Write out the whole listing exactly as it stands.
··· Listed entries ···
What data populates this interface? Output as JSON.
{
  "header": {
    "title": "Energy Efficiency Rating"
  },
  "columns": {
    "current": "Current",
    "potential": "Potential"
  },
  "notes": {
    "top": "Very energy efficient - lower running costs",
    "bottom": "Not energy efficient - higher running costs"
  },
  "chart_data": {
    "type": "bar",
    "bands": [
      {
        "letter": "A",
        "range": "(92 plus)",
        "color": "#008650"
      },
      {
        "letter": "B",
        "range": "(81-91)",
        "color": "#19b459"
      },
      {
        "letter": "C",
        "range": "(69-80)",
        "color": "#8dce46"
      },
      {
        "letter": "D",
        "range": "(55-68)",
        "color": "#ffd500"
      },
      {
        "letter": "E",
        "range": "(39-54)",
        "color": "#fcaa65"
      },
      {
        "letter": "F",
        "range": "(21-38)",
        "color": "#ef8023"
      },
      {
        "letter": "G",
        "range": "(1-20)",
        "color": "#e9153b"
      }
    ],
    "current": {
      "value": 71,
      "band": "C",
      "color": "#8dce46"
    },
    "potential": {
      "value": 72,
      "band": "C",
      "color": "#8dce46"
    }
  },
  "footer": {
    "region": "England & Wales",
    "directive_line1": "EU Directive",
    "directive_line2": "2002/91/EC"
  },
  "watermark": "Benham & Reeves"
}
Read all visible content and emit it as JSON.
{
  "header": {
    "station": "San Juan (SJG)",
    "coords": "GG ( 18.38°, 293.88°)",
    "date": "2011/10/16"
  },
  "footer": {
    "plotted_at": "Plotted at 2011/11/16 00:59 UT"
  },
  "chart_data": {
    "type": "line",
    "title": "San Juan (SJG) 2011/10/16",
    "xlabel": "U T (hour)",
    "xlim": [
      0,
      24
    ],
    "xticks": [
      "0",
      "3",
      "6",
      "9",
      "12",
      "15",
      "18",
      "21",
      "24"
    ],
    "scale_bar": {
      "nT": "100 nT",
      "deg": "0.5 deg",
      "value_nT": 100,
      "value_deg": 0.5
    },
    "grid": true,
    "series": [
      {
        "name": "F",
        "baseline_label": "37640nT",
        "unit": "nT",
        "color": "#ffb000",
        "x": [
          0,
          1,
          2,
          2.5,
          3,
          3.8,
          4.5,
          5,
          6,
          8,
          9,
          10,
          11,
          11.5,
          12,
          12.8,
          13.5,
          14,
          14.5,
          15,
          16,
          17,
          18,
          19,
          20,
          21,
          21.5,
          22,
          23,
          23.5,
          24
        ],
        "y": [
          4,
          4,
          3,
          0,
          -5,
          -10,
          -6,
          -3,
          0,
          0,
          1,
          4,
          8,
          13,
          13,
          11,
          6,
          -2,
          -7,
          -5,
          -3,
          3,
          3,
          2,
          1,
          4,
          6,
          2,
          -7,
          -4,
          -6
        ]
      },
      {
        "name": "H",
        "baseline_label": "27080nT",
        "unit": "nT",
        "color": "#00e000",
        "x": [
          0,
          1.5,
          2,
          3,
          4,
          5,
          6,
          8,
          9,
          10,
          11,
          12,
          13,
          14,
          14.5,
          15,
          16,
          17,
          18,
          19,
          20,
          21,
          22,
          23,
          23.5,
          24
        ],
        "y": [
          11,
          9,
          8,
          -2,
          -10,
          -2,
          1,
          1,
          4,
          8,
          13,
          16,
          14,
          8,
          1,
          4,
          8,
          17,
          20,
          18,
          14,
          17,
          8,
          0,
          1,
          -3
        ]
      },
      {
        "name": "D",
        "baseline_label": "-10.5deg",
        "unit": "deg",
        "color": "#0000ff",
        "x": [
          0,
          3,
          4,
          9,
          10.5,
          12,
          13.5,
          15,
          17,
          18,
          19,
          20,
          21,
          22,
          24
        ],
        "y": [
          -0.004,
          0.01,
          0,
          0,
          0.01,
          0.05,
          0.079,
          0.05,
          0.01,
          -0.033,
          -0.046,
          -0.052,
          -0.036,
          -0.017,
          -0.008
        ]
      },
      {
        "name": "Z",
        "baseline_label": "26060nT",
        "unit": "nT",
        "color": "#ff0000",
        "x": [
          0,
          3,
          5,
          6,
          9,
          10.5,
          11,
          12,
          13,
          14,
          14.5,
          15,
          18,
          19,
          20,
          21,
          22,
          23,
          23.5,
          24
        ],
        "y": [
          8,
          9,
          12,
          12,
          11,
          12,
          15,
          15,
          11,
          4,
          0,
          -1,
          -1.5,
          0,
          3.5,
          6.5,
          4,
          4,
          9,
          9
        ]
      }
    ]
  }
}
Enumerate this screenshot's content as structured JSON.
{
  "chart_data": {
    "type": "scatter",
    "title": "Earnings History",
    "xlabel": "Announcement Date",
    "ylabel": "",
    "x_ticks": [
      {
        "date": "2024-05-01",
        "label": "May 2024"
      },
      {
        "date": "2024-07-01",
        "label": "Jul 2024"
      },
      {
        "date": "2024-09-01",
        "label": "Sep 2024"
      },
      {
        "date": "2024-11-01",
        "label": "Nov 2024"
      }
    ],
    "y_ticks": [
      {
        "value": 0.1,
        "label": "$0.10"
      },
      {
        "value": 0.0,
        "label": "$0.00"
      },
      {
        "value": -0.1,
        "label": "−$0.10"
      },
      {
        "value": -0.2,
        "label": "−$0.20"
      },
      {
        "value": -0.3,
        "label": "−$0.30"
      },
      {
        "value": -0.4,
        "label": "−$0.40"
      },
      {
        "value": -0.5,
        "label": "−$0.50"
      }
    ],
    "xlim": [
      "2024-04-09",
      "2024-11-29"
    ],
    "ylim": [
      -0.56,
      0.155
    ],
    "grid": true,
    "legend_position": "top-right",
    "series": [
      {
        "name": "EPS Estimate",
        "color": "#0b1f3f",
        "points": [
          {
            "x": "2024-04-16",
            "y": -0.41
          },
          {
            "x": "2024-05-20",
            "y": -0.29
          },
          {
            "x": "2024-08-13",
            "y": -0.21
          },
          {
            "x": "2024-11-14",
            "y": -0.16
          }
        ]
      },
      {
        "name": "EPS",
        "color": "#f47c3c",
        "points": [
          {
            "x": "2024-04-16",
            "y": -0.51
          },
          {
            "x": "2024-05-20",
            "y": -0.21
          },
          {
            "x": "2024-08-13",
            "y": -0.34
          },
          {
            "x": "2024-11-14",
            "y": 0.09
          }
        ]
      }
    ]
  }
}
···
- Task response
What data populates this interface? Output as JSON.
{
  "header": {
    "title": "Energy Efficiency Rating"
  },
  "columns": {
    "current": "Current",
    "potential": "Potential"
  },
  "notes": {
    "top": "Very energy efficient - lower running costs",
    "bottom": "Not energy efficient - higher running costs"
  },
  "chart_data": {
    "type": "bar",
    "bands": [
      {
        "letter": "A",
        "range": "(92 plus)",
        "color": "#008650"
      },
      {
        "letter": "B",
        "range": "(81-91)",
        "color": "#19b459"
      },
      {
        "letter": "C",
        "range": "(69-80)",
        "color": "#8dce46"
      },
      {
        "letter": "D",
        "range": "(55-68)",
        "color": "#ffd500"
      },
      {
        "letter": "E",
        "range": "(39-54)",
        "color": "#fcaa65"
      },
      {
        "letter": "F",
        "range": "(21-38)",
        "color": "#ef8023"
      },
      {
        "letter": "G",
        "range": "(1-20)",
        "color": "#e9153b"
      }
    ],
    "current": {
      "value": 71,
      "band": "C",
      "color": "#8dce46"
    },
    "potential": {
      "value": 72,
      "band": "C",
      "color": "#8dce46"
    }
  },
  "footer": {
    "region": "England & Wales",
    "directive_line1": "EU Directive",
    "directive_line2": "2002/91/EC"
  },
  "watermark": "Benham & Reeves"
}
Read all visible content and emit it as JSON.
{
  "header": {
    "station": "San Juan (SJG)",
    "coords": "GG ( 18.38°, 293.88°)",
    "date": "2011/10/16"
  },
  "footer": {
    "plotted_at": "Plotted at 2011/11/16 00:59 UT"
  },
  "chart_data": {
    "type": "line",
    "title": "San Juan (SJG) 2011/10/16",
    "xlabel": "U T (hour)",
    "xlim": [
      0,
      24
    ],
    "xticks": [
      "0",
      "3",
      "6",
      "9",
      "12",
      "15",
      "18",
      "21",
      "24"
    ],
    "scale_bar": {
      "nT": "100 nT",
      "deg": "0.5 deg",
      "value_nT": 100,
      "value_deg": 0.5
    },
    "grid": true,
    "series": [
      {
        "name": "F",
        "baseline_label": "37640nT",
        "unit": "nT",
        "color": "#ffb000",
        "x": [
          0,
          1,
          2,
          2.5,
          3,
          3.8,
          4.5,
          5,
          6,
          8,
          9,
          10,
          11,
          11.5,
          12,
          12.8,
          13.5,
          14,
          14.5,
          15,
          16,
          17,
          18,
          19,
          20,
          21,
          21.5,
          22,
          23,
          23.5,
          24
        ],
        "y": [
          4,
          4,
          3,
          0,
          -5,
          -10,
          -6,
          -3,
          0,
          0,
          1,
          4,
          8,
          13,
          13,
          11,
          6,
          -2,
          -7,
          -5,
          -3,
          3,
          3,
          2,
          1,
          4,
          6,
          2,
          -7,
          -4,
          -6
        ]
      },
      {
        "name": "H",
        "baseline_label": "27080nT",
        "unit": "nT",
        "color": "#00e000",
        "x": [
          0,
          1.5,
          2,
          3,
          4,
          5,
          6,
          8,
          9,
          10,
          11,
          12,
          13,
          14,
          14.5,
          15,
          16,
          17,
          18,
          19,
          20,
          21,
          22,
          23,
          23.5,
          24
        ],
        "y": [
          11,
          9,
          8,
          -2,
          -10,
          -2,
          1,
          1,
          4,
          8,
          13,
          16,
          14,
          8,
          1,
          4,
          8,
          17,
          20,
          18,
          14,
          17,
          8,
          0,
          1,
          -3
        ]
      },
      {
        "name": "D",
        "baseline_label": "-10.5deg",
        "unit": "deg",
        "color": "#0000ff",
        "x": [
          0,
          3,
          4,
          9,
          10.5,
          12,
          13.5,
          15,
          17,
          18,
          19,
          20,
          21,
          22,
          24
        ],
        "y": [
          -0.004,
          0.01,
          0,
          0,
          0.01,
          0.05,
          0.079,
          0.05,
          0.01,
          -0.033,
          -0.046,
          -0.052,
          -0.036,
          -0.017,
          -0.008
        ]
      },
      {
        "name": "Z",
        "baseline_label": "26060nT",
        "unit": "nT",
        "color": "#ff0000",
        "x": [
          0,
          3,
          5,
          6,
          9,
          10.5,
          11,
          12,
          13,
          14,
          14.5,
          15,
          18,
          19,
          20,
          21,
          22,
          23,
          23.5,
          24
        ],
        "y": [
          8,
          9,
          12,
          12,
          11,
          12,
          15,
          15,
          11,
          4,
          0,
          -1,
          -1.5,
          0,
          3.5,
          6.5,
          4,
          4,
          9,
          9
        ]
      }
    ]
  }
}
Enumerate this screenshot's content as structured JSON.
{
  "chart_data": {
    "type": "scatter",
    "title": "Earnings History",
    "xlabel": "Announcement Date",
    "ylabel": "",
    "x_ticks": [
      {
        "date": "2024-05-01",
        "label": "May 2024"
      },
      {
        "date": "2024-07-01",
        "label": "Jul 2024"
      },
      {
        "date": "2024-09-01",
        "label": "Sep 2024"
      },
      {
        "date": "2024-11-01",
        "label": "Nov 2024"
      }
    ],
    "y_ticks": [
      {
        "value": 0.1,
        "label": "$0.10"
      },
      {
        "value": 0.0,
        "label": "$0.00"
      },
      {
        "value": -0.1,
        "label": "−$0.10"
      },
      {
        "value": -0.2,
        "label": "−$0.20"
      },
      {
        "value": -0.3,
        "label": "−$0.30"
      },
      {
        "value": -0.4,
        "label": "−$0.40"
      },
      {
        "value": -0.5,
        "label": "−$0.50"
      }
    ],
    "xlim": [
      "2024-04-09",
      "2024-11-29"
    ],
    "ylim": [
      -0.56,
      0.155
    ],
    "grid": true,
    "legend_position": "top-right",
    "series": [
      {
        "name": "EPS Estimate",
        "color": "#0b1f3f",
        "points": [
          {
            "x": "2024-04-16",
            "y": -0.41
          },
          {
            "x": "2024-05-20",
            "y": -0.29
          },
          {
            "x": "2024-08-13",
            "y": -0.21
          },
          {
            "x": "2024-11-14",
            "y": -0.16
          }
        ]
      },
      {
        "name": "EPS",
        "color": "#f47c3c",
        "points": [
          {
            "x": "2024-04-16",
            "y": -0.51
          },
          {
            "x": "2024-05-20",
            "y": -0.21
          },
          {
            "x": "2024-08-13",
            "y": -0.34
          },
          {
            "x": "2024-11-14",
            "y": 0.09
          }
        ]
      }
    ]
  }
}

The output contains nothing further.